Stated exercise 1: According to the text segment on trade and development, what is the first thing the developing world wants and needs from the multilateral trading system in the present circumstances?

It was instead an opportunity to share perspectives,
express concerns, and debate our differences. As a result
of this symposium, I believe we have already emerged with
a much clearer idea of the tasks we face - the need to
make development a central part of the future trade
agenda; the need to see development as a challenge for
advanced countries as well developing, with a shared
burden of responsibility for its solution; and the need
for developing countries to coordinate their objectives,
to leverage their growing influence, and to prepare
themselves for future negotiations with a positive
agenda.
What
does the developing world want and need - from the
multilateral trading system in the present circumstances?
First, an examination of the implementation of existing
commitments. This is of course a concern for all WTO
Members, but for a number of developing countries in
particular it is an issue which influences their attitude
to further trade negotiations. These countries have
stated repeatedly that they are encountering unexpected
problems with implementing existing Uruguay Round
commitments, and furthermore that some of those
agreements have deficiencies that have only become
apparent during the implementation process.

Stated exercise 2: Format as a numbered list the records starting at the first line of the records and ending at the line containing "emoji-icon[interactable] [850,687,869,706]", leaving out any blank lines.

(Spatial layout records)
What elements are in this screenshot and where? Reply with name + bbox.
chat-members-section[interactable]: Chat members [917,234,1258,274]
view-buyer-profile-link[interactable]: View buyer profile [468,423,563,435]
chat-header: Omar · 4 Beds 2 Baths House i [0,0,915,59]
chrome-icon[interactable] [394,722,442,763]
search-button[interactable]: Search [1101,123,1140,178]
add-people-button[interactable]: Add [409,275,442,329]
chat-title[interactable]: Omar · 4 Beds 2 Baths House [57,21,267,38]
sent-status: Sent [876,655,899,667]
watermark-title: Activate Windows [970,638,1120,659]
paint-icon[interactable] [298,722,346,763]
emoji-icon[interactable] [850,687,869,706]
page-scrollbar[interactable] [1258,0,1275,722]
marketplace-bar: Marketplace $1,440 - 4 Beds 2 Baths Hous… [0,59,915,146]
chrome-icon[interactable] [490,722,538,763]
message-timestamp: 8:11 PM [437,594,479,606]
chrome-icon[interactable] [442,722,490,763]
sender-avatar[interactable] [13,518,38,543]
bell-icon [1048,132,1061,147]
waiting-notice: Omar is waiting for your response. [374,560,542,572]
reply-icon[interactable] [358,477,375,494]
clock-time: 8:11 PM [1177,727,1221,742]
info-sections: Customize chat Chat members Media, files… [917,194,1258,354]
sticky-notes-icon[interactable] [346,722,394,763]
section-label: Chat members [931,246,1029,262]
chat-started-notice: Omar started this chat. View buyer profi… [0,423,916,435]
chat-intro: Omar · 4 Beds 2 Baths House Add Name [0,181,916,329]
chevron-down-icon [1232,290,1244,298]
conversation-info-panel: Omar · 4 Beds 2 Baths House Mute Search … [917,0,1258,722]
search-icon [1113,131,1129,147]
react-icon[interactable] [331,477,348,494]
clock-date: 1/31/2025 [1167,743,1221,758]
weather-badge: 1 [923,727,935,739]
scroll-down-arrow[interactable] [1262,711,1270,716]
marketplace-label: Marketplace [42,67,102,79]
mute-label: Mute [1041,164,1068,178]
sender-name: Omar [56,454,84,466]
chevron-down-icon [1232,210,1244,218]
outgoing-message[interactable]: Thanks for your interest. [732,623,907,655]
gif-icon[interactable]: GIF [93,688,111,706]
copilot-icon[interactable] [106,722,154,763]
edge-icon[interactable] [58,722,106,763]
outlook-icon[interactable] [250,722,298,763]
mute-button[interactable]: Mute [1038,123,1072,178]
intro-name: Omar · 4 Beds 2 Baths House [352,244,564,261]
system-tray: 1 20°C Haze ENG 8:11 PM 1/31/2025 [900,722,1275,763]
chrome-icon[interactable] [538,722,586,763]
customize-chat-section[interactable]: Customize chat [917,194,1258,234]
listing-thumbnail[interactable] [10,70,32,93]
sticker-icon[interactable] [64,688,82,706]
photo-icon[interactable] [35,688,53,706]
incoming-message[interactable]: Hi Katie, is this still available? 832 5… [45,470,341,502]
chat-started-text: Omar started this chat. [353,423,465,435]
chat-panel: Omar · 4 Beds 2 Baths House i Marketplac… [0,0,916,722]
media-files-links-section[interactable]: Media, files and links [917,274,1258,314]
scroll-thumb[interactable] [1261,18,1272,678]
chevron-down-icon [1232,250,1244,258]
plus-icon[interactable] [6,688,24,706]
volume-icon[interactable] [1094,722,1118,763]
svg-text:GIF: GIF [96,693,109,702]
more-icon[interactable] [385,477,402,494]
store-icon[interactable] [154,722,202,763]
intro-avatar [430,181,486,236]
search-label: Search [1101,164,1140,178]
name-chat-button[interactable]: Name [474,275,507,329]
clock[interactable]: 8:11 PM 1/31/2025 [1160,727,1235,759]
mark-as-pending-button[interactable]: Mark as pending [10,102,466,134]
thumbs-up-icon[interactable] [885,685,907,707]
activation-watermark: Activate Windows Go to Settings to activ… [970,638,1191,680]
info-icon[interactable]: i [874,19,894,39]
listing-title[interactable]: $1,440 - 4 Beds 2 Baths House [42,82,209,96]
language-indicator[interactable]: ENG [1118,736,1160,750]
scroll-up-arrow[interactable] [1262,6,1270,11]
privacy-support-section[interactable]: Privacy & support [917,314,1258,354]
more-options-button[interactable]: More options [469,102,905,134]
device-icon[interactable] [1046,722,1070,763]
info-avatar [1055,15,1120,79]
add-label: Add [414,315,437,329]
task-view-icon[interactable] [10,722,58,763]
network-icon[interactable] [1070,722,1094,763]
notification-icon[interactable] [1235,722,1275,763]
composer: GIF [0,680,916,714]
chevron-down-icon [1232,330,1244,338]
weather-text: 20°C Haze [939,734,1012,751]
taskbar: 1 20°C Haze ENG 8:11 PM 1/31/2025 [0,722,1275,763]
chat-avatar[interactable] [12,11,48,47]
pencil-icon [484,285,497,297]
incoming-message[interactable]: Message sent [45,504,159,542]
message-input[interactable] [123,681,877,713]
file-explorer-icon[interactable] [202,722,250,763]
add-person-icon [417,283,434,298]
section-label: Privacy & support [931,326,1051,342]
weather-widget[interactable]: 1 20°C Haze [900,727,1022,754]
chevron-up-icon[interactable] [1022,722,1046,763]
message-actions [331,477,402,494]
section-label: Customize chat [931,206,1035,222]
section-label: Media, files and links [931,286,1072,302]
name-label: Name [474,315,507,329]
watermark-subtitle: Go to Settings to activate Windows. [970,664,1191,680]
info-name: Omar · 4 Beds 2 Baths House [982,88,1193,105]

Right answer 1: An examination of the implementation of existing commitments.

Right answer 2:
1. What elements are in this screenshot and where? Reply with name + bbox.
2. chat-members-section[interactable]: Chat members [917,234,1258,274]
3. view-buyer-profile-link[interactable]: View buyer profile [468,423,563,435]
4. chat-header: Omar · 4 Beds 2 Baths House i [0,0,915,59]
5. chrome-icon[interactable] [394,722,442,763]
6. search-button[interactable]: Search [1101,123,1140,178]
7. add-people-button[interactable]: Add [409,275,442,329]
8. chat-title[interactable]: Omar · 4 Beds 2 Baths House [57,21,267,38]
9. sent-status: Sent [876,655,899,667]
10. watermark-title: Activate Windows [970,638,1120,659]
11. paint-icon[interactable] [298,722,346,763]
12. emoji-icon[interactable] [850,687,869,706]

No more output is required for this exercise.